<<<<

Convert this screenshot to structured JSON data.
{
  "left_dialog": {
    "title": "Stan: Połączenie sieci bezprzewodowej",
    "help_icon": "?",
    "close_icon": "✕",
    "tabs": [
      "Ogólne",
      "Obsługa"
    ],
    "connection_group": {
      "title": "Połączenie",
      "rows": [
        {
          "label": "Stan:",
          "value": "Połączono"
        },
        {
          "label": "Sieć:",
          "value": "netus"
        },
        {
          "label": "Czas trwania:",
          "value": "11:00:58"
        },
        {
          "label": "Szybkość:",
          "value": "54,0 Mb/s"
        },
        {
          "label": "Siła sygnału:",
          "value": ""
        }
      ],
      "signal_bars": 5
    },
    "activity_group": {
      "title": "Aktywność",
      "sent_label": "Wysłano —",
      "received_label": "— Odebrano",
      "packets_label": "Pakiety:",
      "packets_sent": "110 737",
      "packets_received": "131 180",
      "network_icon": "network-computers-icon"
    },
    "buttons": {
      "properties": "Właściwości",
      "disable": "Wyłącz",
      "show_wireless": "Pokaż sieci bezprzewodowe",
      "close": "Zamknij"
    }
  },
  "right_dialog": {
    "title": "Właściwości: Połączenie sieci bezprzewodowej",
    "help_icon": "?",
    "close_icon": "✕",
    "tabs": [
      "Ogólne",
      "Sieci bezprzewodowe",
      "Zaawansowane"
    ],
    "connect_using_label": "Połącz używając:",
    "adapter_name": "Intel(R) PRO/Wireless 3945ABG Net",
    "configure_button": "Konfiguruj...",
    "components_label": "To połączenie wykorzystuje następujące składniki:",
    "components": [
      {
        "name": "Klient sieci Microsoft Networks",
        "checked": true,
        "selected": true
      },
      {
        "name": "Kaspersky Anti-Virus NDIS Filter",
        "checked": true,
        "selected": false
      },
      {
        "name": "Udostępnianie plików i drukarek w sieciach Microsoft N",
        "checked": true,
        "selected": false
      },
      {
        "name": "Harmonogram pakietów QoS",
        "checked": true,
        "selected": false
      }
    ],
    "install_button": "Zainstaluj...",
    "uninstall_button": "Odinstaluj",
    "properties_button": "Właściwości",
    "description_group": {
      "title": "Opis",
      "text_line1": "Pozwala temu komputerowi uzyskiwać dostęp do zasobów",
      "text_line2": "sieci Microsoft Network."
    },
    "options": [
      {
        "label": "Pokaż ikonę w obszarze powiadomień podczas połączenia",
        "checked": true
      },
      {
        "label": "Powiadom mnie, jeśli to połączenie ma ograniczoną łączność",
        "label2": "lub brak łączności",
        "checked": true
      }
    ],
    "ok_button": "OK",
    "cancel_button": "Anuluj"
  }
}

>>>>

- **What you are asked to do**
The answer should consist of every entry, repeated word for word.

- **Final answer**
Convert this screenshot to structured JSON data.
{
  "left_dialog": {
    "title": "Stan: Połączenie sieci bezprzewodowej",
    "help_icon": "?",
    "close_icon": "✕",
    "tabs": [
      "Ogólne",
      "Obsługa"
    ],
    "connection_group": {
      "title": "Połączenie",
      "rows": [
        {
          "label": "Stan:",
          "value": "Połączono"
        },
        {
          "label": "Sieć:",
          "value": "netus"
        },
        {
          "label": "Czas trwania:",
          "value": "11:00:58"
        },
        {
          "label": "Szybkość:",
          "value": "54,0 Mb/s"
        },
        {
          "label": "Siła sygnału:",
          "value": ""
        }
      ],
      "signal_bars": 5
    },
    "activity_group": {
      "title": "Aktywność",
      "sent_label": "Wysłano —",
      "received_label": "— Odebrano",
      "packets_label": "Pakiety:",
      "packets_sent": "110 737",
      "packets_received": "131 180",
      "network_icon": "network-computers-icon"
    },
    "buttons": {
      "properties": "Właściwości",
      "disable": "Wyłącz",
      "show_wireless": "Pokaż sieci bezprzewodowe",
      "close": "Zamknij"
    }
  },
  "right_dialog": {
    "title": "Właściwości: Połączenie sieci bezprzewodowej",
    "help_icon": "?",
    "close_icon": "✕",
    "tabs": [
      "Ogólne",
      "Sieci bezprzewodowe",
      "Zaawansowane"
    ],
    "connect_using_label": "Połącz używając:",
    "adapter_name": "Intel(R) PRO/Wireless 3945ABG Net",
    "configure_button": "Konfiguruj...",
    "components_label": "To połączenie wykorzystuje następujące składniki:",
    "components": [
      {
        "name": "Klient sieci Microsoft Networks",
        "checked": true,
        "selected": true
      },
      {
        "name": "Kaspersky Anti-Virus NDIS Filter",
        "checked": true,
        "selected": false
      },
      {
        "name": "Udostępnianie plików i drukarek w sieciach Microsoft N",
        "checked": true,
        "selected": false
      },
      {
        "name": "Harmonogram pakietów QoS",
        "checked": true,
        "selected": false
      }
    ],
    "install_button": "Zainstaluj...",
    "uninstall_button": "Odinstaluj",
    "properties_button": "Właściwości",
    "description_group": {
      "title": "Opis",
      "text_line1": "Pozwala temu komputerowi uzyskiwać dostęp do zasobów",
      "text_line2": "sieci Microsoft Network."
    },
    "options": [
      {
        "label": "Pokaż ikonę w obszarze powiadomień podczas połączenia",
        "checked": true
      },
      {
        "label": "Powiadom mnie, jeśli to połączenie ma ograniczoną łączność",
        "label2": "lub brak łączności",
        "checked": true
      }
    ],
    "ok_button": "OK",
    "cancel_button": "Anuluj"
  }
}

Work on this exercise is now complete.